* _Exercise description_
Send back the records in full, character for character.

##### Records shown

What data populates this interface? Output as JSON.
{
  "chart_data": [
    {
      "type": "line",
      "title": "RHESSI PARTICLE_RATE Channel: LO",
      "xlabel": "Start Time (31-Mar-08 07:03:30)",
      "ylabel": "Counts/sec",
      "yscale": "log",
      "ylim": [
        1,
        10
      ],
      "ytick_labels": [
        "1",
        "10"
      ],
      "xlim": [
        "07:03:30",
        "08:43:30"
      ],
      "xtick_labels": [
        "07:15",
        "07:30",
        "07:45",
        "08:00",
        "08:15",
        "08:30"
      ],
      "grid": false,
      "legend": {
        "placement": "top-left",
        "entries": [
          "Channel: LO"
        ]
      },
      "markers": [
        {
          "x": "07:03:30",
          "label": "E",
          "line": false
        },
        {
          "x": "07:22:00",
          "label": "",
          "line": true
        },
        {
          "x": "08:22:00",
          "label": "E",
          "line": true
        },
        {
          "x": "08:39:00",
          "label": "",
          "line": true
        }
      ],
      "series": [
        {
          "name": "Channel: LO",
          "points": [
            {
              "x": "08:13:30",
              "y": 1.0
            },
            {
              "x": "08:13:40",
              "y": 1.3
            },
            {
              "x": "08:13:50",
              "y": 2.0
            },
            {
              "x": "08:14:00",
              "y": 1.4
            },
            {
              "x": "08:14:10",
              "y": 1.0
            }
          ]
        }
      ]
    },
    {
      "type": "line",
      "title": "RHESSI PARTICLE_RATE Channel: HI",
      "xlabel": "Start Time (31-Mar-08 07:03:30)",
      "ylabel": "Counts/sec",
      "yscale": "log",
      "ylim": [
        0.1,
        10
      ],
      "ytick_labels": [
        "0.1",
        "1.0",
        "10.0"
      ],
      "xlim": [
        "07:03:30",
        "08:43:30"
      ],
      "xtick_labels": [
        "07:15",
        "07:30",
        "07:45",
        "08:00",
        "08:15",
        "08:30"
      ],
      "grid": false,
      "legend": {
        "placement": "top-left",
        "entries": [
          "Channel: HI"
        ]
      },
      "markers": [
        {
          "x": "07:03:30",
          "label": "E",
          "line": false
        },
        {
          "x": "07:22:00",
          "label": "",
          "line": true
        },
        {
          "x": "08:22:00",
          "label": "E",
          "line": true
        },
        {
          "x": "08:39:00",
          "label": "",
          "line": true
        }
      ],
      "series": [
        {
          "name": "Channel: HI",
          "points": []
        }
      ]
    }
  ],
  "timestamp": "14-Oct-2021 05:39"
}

##########

* _Full answer_
What data populates this interface? Output as JSON.
{
  "chart_data": [
    {
      "type": "line",
      "title": "RHESSI PARTICLE_RATE Channel: LO",
      "xlabel": "Start Time (31-Mar-08 07:03:30)",
      "ylabel": "Counts/sec",
      "yscale": "log",
      "ylim": [
        1,
        10
      ],
      "ytick_labels": [
        "1",
        "10"
      ],
      "xlim": [
        "07:03:30",
        "08:43:30"
      ],
      "xtick_labels": [
        "07:15",
        "07:30",
        "07:45",
        "08:00",
        "08:15",
        "08:30"
      ],
      "grid": false,
      "legend": {
        "placement": "top-left",
        "entries": [
          "Channel: LO"
        ]
      },
      "markers": [
        {
          "x": "07:03:30",
          "label": "E",
          "line": false
        },
        {
          "x": "07:22:00",
          "label": "",
          "line": true
        },
        {
          "x": "08:22:00",
          "label": "E",
          "line": true
        },
        {
          "x": "08:39:00",
          "label": "",
          "line": true
        }
      ],
      "series": [
        {
          "name": "Channel: LO",
          "points": [
            {
              "x": "08:13:30",
              "y": 1.0
            },
            {
              "x": "08:13:40",
              "y": 1.3
            },
            {
              "x": "08:13:50",
              "y": 2.0
            },
            {
              "x": "08:14:00",
              "y": 1.4
            },
            {
              "x": "08:14:10",
              "y": 1.0
            }
          ]
        }
      ]
    },
    {
      "type": "line",
      "title": "RHESSI PARTICLE_RATE Channel: HI",
      "xlabel": "Start Time (31-Mar-08 07:03:30)",
      "ylabel": "Counts/sec",
      "yscale": "log",
      "ylim": [
        0.1,
        10
      ],
      "ytick_labels": [
        "0.1",
        "1.0",
        "10.0"
      ],
      "xlim": [
        "07:03:30",
        "08:43:30"
      ],
      "xtick_labels": [
        "07:15",
        "07:30",
        "07:45",
        "08:00",
        "08:15",
        "08:30"
      ],
      "grid": false,
      "legend": {
        "placement": "top-left",
        "entries": [
          "Channel: HI"
        ]
      },
      "markers": [
        {
          "x": "07:03:30",
          "label": "E",
          "line": false
        },
        {
          "x": "07:22:00",
          "label": "",
          "line": true
        },
        {
          "x": "08:22:00",
          "label": "E",
          "line": true
        },
        {
          "x": "08:39:00",
          "label": "",
          "line": true
        }
      ],
      "series": [
        {
          "name": "Channel: HI",
          "points": []
        }
      ]
    }
  ],
  "timestamp": "14-Oct-2021 05:39"
}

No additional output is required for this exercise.